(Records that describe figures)
______

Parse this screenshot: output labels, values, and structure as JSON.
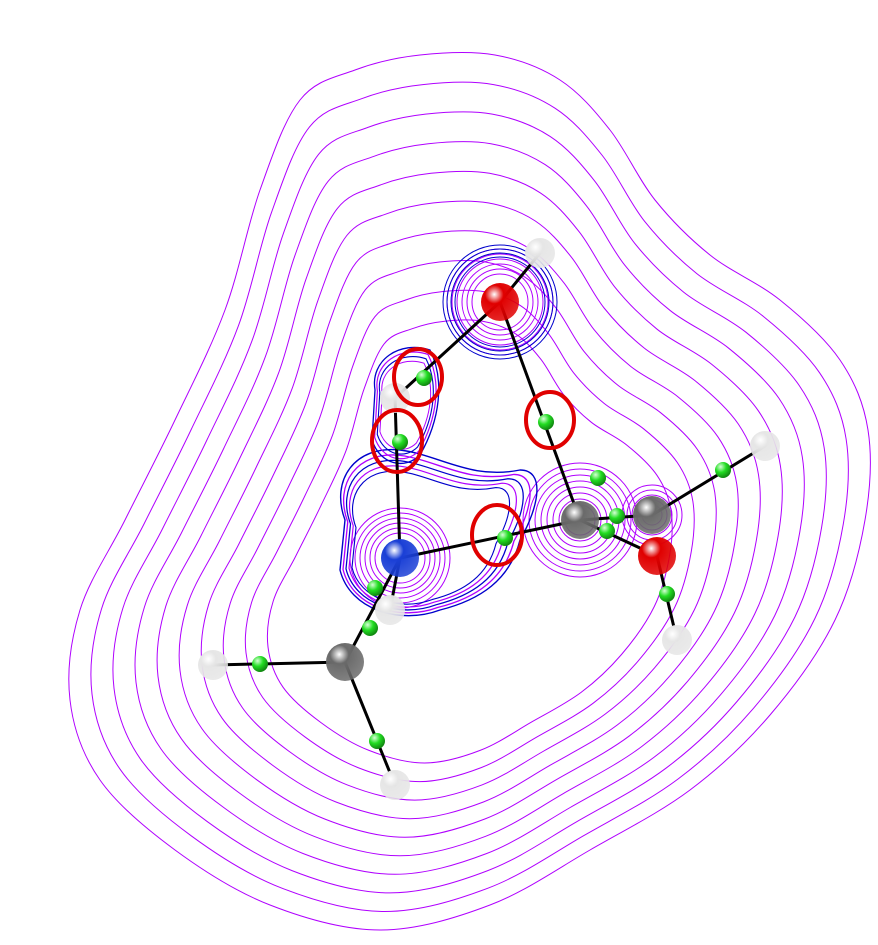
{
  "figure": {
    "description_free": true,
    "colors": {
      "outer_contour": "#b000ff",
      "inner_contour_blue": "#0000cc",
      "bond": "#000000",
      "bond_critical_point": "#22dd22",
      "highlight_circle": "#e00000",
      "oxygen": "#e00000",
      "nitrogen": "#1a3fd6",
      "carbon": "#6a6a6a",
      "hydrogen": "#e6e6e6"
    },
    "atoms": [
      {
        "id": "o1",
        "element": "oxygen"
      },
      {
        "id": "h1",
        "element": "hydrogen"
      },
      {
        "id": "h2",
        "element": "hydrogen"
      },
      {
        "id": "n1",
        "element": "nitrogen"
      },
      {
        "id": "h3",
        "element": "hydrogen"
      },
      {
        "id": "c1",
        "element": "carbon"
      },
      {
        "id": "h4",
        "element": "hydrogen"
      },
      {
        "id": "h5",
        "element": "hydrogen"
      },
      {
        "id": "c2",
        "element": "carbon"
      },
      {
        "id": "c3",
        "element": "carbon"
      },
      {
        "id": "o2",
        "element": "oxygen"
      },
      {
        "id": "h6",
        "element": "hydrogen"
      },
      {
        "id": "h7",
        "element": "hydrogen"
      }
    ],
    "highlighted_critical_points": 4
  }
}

______

▶ _Aim of the exercise_
Each entry gets copied exactly; the pictures stay out.

▶ _Task output_
Parse this screenshot: output labels, values, and structure as JSON.
{
  "figure": {
    "description_free": true,
    "colors": {
      "outer_contour": "#b000ff",
      "inner_contour_blue": "#0000cc",
      "bond": "#000000",
      "bond_critical_point": "#22dd22",
      "highlight_circle": "#e00000",
      "oxygen": "#e00000",
      "nitrogen": "#1a3fd6",
      "carbon": "#6a6a6a",
      "hydrogen": "#e6e6e6"
    },
    "atoms": [
      {
        "id": "o1",
        "element": "oxygen"
      },
      {
        "id": "h1",
        "element": "hydrogen"
      },
      {
        "id": "h2",
        "element": "hydrogen"
      },
      {
        "id": "n1",
        "element": "nitrogen"
      },
      {
        "id": "h3",
        "element": "hydrogen"
      },
      {
        "id": "c1",
        "element": "carbon"
      },
      {
        "id": "h4",
        "element": "hydrogen"
      },
      {
        "id": "h5",
        "element": "hydrogen"
      },
      {
        "id": "c2",
        "element": "carbon"
      },
      {
        "id": "c3",
        "element": "carbon"
      },
      {
        "id": "o2",
        "element": "oxygen"
      },
      {
        "id": "h6",
        "element": "hydrogen"
      },
      {
        "id": "h7",
        "element": "hydrogen"
      }
    ],
    "highlighted_critical_points": 4
  }
}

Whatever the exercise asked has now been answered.